Aha! Here's the message that I couldn't find! I accidentally sent it
from my personal email address, and it showed up only in my personal
inbox (and not in the libvirt folder).
Anyway, as I said in the reply to 0/8 - completely disregard what I said
here. Again, I have *no idea* what I thought I saw and how I
misunderstood it so badly :-/
On 9/16/24 12:02 PM, Laine Stump wrote:
On 9/3/24 10:36 AM, Martin Kletzander wrote:
> Once networkUpdateState() identifies a dead network it should clean up
> after it as well.
>
> Resolves:
https://issues.redhat.com/browse/RHEL-50968
> Signed-off-by: Martin Kletzander <mkletzan(a)redhat.com>
> ---
> src/network/bridge_driver.c | 6 ++++++
> 1 file changed, 6 insertions(+)
>
> diff --git a/src/network/bridge_driver.c b/src/network/bridge_driver.c
> index e507dcd4c5c9..ebdb39d0743b 100644
> --- a/src/network/bridge_driver.c
> +++ b/src/network/bridge_driver.c
> @@ -510,6 +510,12 @@ networkUpdateState(virNetworkObj *obj,
> virNetworkObjSetDnsmasqPid(obj, dnsmasqPid);
> }
> + /* Clean up after networks which were active but we have found
> out they are
> + * actually down */
> + if (!virNetworkObjIsActive(obj)) {
> + networkShutdownNetwork(driver, obj);
> + }
> +
The good part of this is that it will properly/completely clean up the
remnants of any network that has somehow failed (e.g. the bridge device
gets deleted by someone else).
########
§ ASSIGNMENT 1: According to the mailing-list message, in which inbox did the accidentally sent message show up?
§ ASSIGNMENT 2: Reproduce the part of the mailing-list message that opens with the words containing "Aha! Here's the" and closes with "it as well.".
§ ASSIGNMENT 3: Write the next part of the mailing-list message, picking up right after its last sentence.

§ SUPPLIED INFORMATION:
########
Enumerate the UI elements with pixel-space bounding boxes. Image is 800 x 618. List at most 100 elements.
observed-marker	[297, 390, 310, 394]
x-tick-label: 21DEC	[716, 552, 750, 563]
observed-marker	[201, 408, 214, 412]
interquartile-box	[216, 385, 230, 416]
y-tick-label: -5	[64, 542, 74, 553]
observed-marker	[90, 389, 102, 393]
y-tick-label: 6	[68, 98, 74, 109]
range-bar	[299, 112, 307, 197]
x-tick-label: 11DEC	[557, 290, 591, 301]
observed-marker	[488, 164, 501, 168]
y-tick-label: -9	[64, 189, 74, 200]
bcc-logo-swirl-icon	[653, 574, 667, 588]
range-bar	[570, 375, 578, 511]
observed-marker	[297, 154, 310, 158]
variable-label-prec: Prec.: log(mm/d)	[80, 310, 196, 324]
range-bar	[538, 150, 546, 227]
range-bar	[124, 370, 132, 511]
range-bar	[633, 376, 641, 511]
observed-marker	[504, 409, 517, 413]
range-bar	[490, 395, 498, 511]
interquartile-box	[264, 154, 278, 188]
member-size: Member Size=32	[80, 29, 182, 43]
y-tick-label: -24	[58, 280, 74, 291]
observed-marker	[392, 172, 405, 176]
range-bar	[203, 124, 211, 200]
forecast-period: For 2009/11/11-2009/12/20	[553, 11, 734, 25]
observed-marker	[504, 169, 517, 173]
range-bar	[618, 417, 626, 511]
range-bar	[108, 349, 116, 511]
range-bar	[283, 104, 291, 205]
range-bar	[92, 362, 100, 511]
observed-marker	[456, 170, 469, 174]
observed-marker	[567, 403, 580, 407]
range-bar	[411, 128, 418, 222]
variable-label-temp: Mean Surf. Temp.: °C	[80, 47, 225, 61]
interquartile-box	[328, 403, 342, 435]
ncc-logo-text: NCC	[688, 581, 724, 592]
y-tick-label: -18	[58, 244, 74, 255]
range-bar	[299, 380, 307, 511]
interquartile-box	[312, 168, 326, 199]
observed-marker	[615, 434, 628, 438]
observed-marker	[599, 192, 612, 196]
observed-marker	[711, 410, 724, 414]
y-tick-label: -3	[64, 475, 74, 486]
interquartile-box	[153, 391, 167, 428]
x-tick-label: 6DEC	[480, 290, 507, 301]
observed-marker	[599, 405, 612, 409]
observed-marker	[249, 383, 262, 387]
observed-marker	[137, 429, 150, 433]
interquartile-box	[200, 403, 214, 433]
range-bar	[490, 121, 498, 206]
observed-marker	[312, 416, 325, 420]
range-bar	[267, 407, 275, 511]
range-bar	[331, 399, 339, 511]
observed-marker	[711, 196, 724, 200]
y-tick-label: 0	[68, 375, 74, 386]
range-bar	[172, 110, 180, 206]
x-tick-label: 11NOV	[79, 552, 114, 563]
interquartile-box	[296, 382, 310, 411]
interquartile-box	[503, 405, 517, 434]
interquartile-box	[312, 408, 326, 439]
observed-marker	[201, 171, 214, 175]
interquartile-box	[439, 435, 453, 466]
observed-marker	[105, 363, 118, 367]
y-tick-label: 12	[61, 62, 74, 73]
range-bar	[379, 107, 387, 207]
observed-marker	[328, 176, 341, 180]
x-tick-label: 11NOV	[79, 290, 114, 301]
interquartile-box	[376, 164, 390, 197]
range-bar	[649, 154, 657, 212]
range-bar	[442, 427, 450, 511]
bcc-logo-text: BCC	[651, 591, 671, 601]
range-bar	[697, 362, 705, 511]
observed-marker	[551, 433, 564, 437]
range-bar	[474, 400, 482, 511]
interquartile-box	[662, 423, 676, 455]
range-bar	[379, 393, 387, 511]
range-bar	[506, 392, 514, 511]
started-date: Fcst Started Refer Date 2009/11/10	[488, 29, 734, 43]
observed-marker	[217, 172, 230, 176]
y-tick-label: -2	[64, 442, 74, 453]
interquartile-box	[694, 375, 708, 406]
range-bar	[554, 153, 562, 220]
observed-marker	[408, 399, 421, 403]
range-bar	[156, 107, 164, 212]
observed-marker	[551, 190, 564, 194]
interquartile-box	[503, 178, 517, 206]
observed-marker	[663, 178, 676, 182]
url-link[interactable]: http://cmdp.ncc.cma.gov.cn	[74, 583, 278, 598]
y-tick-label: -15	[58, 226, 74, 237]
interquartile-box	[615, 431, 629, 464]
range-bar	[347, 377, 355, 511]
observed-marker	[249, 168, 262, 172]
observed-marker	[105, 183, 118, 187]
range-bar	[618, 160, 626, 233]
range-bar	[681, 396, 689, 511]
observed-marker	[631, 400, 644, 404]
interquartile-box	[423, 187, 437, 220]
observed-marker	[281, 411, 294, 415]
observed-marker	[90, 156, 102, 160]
########
§ RESPONSE AREA 1: It showed up only in the personal inbox, not in the libvirt folder.

§ RESPONSE AREA 2:
Aha! Here's the message that I couldn't find! I accidentally sent it
from my personal email address, and it showed up only in my personal
inbox (and not in the libvirt folder).
Anyway, as I said in the reply to 0/8 - completely disregard what I said
here. Again, I have *no idea* what I thought I saw and how I
misunderstood it so badly :-/
On 9/16/24 12:02 PM, Laine Stump wrote:
On 9/3/24 10:36 AM, Martin Kletzander wrote:
> Once networkUpdateState() identifies a dead network it should clean up
> after it as well.

§ RESPONSE AREA 3:
The bad part is that it means we end up calling all of the cleanup stuff
(e.g. birNetDevBandwidthClear(), deleting the bridge device) even for
networks that *were* properly shutdown (and so shouldn't have any of
that stuff done). Aside from taking extra time (especially if someone
has dozen's of inactive networks), this could be problematic if, for
example, someone has two virtual networks that they've hand-configured
to use the same bridge device (but obey their own policy to never start
both at the same time). I *think* calling networkShutdownNetwork on the
inactive network then would end up deleting the bridge device that's in
use by the active network. (Arguably it's not a good idea to have
configs like that when you could just use different bridge names for
each, but I can think of at least one esoteric situation where someone
might want to do it).
Maybe this could be solved by having 3 states instead of 2 -
"active" (should be working), "inactive" (definitely confirmed down,
all
teardown completed), and "zombie" (something has gone wrong with the
network, but it hasn't been completely destroyed yet). Then you would
only go ahead with the Shutdown if the network was "active" or
"zombie",
but skip it if the network was "inactive". Or something like that.